● **TASK DESCRIPTION**:
Output exactly the lines from the line with "Read the values" through the end of the records below. Include nothing else.
____________________
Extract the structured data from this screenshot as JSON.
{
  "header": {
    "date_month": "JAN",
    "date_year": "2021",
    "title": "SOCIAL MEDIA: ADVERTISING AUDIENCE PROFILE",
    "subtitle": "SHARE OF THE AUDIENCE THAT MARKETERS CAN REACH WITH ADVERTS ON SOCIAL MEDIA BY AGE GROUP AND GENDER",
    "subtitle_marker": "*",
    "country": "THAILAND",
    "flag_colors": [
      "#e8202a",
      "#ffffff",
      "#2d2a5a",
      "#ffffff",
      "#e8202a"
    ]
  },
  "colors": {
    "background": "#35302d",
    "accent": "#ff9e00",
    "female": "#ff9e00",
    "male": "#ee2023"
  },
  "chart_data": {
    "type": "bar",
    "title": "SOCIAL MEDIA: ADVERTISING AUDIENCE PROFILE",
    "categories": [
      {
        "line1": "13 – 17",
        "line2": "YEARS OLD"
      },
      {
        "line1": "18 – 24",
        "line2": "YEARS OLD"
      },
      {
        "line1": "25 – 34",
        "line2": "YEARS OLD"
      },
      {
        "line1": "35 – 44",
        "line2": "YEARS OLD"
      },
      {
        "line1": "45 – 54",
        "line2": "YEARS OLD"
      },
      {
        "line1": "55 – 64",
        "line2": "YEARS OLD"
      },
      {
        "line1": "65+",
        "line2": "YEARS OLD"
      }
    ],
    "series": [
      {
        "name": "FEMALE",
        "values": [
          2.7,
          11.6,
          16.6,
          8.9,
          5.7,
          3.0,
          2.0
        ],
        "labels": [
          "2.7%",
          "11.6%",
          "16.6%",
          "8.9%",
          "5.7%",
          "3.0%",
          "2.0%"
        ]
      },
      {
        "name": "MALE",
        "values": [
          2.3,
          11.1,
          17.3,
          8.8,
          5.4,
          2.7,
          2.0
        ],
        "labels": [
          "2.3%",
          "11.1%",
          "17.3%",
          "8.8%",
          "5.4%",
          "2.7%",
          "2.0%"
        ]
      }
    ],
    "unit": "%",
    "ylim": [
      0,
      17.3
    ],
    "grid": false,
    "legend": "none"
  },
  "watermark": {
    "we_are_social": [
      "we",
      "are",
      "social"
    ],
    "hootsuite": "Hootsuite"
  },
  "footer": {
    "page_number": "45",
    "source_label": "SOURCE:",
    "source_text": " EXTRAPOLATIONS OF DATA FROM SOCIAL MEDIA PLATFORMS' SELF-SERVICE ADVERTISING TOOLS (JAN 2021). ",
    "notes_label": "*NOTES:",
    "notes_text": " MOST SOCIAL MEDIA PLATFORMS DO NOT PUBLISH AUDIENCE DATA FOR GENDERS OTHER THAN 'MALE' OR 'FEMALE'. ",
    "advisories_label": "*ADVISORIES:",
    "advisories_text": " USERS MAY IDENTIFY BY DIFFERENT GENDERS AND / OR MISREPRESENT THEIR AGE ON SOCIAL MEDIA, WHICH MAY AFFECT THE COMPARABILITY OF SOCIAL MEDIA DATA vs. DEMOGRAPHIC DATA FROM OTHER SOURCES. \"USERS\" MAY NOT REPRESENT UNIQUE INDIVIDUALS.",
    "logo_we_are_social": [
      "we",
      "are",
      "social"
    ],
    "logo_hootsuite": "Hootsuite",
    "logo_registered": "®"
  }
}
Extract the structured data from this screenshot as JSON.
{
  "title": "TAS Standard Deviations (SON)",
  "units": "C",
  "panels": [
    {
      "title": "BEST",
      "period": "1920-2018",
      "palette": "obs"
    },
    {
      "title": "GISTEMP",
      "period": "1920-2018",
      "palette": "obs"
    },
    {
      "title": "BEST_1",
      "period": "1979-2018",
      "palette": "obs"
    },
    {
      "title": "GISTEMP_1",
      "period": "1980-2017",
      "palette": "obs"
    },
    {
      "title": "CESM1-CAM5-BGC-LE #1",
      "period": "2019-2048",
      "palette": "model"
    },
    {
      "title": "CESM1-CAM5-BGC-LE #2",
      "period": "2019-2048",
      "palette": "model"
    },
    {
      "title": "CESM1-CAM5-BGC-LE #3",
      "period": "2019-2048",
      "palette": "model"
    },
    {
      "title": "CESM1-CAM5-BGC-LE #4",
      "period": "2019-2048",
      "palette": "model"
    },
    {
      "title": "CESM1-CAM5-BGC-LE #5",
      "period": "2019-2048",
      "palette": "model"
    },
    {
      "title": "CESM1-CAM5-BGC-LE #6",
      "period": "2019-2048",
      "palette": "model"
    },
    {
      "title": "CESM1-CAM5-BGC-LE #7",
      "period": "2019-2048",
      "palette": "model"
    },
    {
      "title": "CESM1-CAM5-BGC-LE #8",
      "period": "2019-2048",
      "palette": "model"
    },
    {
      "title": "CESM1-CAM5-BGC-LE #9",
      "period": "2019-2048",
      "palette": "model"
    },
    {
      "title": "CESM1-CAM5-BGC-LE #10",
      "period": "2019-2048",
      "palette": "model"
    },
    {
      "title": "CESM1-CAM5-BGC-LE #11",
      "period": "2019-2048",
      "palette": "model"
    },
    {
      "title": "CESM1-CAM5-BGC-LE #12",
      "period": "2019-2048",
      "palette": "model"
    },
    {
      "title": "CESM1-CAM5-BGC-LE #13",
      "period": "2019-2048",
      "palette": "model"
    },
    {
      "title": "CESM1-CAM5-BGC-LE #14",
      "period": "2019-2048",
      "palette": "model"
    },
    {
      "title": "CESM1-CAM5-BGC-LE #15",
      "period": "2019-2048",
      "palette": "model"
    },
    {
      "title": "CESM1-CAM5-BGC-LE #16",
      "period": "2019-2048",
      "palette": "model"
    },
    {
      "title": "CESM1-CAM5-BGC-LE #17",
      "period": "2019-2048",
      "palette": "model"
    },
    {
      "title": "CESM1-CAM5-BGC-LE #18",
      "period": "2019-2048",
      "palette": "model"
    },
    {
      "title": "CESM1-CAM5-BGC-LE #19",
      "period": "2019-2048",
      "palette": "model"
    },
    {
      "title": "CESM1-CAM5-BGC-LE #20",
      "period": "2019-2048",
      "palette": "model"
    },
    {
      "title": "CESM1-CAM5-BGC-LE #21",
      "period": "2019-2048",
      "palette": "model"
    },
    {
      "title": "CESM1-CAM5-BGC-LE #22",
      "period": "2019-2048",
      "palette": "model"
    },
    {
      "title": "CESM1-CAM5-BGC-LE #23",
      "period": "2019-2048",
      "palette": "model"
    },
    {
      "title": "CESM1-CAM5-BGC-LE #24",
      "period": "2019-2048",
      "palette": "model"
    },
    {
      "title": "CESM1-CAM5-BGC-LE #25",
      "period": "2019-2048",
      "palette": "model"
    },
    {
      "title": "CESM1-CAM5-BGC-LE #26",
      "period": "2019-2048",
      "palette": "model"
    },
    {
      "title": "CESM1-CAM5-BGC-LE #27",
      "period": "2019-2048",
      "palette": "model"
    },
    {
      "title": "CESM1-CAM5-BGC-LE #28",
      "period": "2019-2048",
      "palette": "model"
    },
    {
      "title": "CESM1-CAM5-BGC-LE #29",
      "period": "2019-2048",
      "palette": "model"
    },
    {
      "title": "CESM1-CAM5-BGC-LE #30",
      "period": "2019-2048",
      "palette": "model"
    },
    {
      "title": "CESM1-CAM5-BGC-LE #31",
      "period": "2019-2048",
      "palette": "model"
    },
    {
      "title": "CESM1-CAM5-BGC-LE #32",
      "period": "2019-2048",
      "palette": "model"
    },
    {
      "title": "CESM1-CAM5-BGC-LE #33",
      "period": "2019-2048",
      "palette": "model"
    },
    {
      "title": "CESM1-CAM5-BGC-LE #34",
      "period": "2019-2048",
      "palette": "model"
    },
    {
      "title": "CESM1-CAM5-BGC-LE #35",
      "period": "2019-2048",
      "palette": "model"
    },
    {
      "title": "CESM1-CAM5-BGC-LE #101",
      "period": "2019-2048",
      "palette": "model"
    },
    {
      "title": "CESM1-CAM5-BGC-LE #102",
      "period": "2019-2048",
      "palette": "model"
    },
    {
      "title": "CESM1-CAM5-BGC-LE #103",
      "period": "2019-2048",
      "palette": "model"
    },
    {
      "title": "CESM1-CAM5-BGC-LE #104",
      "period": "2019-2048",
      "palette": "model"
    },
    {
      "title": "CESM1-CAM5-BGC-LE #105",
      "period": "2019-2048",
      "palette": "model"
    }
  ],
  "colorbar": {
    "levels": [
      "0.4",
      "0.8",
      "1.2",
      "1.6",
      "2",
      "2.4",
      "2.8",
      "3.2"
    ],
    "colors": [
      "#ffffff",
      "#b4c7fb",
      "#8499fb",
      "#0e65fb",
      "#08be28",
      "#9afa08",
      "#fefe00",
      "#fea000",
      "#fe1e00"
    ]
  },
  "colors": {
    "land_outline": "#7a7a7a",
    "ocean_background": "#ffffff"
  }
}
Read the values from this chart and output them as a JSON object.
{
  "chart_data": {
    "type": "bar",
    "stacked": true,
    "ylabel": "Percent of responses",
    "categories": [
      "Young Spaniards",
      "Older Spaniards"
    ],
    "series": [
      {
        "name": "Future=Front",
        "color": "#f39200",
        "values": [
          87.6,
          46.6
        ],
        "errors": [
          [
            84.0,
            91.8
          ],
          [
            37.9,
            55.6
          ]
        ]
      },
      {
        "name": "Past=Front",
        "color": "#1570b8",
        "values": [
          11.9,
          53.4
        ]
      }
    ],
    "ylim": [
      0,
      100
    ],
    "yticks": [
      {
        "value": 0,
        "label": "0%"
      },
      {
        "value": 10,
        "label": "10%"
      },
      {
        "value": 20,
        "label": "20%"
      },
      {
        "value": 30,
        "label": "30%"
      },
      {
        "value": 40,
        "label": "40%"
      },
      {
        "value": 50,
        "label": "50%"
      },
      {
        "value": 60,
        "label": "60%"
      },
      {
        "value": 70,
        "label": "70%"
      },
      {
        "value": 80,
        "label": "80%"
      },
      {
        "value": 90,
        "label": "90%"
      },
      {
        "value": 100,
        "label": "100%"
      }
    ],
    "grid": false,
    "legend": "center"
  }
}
____________________
● **EXERCISE SOLUTION**:
Read the values from this chart and output them as a JSON object.
{
  "chart_data": {
    "type": "bar",
    "stacked": true,
    "ylabel": "Percent of responses",
    "categories": [
      "Young Spaniards",
      "Older Spaniards"
    ],
    "series": [
      {
        "name": "Future=Front",
        "color": "#f39200",
        "values": [
          87.6,
          46.6
        ],
        "errors": [
          [
            84.0,
            91.8
          ],
          [
            37.9,
            55.6
          ]
        ]
      },
      {
        "name": "Past=Front",
        "color": "#1570b8",
        "values": [
          11.9,
          53.4
        ]
      }
    ],
    "ylim": [
      0,
      100
    ],
    "yticks": [
      {
        "value": 0,
        "label": "0%"
      },
      {
        "value": 10,
        "label": "10%"
      },
      {
        "value": 20,
        "label": "20%"
      },
      {
        "value": 30,
        "label": "30%"
      },
      {
        "value": 40,
        "label": "40%"
      },
      {
        "value": 50,
        "label": "50%"
      },
      {
        "value": 60,
        "label": "60%"
      },
      {
        "value": 70,
        "label": "70%"
      },
      {
        "value": 80,
        "label": "80%"
      },
      {
        "value": 90,
        "label": "90%"
      },
      {
        "value": 100,
        "label": "100%"
      }
    ],
    "grid": false,
    "legend": "center"
  }
}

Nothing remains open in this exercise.